# [Data to use]
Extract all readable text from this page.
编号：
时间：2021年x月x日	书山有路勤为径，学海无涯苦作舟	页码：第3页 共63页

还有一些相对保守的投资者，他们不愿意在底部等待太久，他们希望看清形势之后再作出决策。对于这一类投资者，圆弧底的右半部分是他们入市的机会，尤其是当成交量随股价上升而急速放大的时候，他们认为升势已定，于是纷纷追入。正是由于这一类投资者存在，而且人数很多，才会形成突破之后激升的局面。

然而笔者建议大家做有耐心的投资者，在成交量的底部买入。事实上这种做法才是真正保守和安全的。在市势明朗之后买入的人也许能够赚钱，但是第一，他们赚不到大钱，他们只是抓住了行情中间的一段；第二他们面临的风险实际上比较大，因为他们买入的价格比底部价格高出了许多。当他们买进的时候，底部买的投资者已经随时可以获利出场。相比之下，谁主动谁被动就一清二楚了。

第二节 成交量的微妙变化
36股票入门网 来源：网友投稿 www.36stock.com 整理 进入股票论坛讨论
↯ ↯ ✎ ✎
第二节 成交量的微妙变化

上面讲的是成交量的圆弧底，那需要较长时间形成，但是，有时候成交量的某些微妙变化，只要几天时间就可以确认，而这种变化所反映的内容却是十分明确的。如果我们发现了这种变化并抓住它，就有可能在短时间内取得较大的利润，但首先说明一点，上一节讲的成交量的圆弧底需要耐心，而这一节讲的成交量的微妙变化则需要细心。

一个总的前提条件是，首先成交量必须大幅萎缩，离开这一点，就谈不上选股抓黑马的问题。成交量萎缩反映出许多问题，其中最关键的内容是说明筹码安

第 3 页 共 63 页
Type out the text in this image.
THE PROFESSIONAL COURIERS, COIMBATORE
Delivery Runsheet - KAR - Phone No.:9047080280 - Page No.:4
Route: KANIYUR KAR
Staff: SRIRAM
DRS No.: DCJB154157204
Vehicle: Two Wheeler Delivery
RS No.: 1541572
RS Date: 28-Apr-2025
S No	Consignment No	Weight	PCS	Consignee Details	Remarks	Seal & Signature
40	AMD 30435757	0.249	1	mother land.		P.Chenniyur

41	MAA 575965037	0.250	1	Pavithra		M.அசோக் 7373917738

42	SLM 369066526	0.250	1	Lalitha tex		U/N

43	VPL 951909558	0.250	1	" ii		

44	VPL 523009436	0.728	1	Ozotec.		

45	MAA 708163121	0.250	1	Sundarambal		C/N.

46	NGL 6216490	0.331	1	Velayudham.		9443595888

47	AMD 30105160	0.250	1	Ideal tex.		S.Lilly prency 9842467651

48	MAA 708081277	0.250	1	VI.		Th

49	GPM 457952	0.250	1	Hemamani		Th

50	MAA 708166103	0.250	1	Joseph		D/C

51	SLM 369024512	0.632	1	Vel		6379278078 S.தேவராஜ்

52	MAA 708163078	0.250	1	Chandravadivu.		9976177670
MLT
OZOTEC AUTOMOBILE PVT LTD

# [Set task]
Go through the material and copy out every line with "Delivery" in it.

# [The completed task]
Delivery Runsheet - KAR - Phone No.:9047080280 - Page No.:4
Vehicle: Two Wheeler Delivery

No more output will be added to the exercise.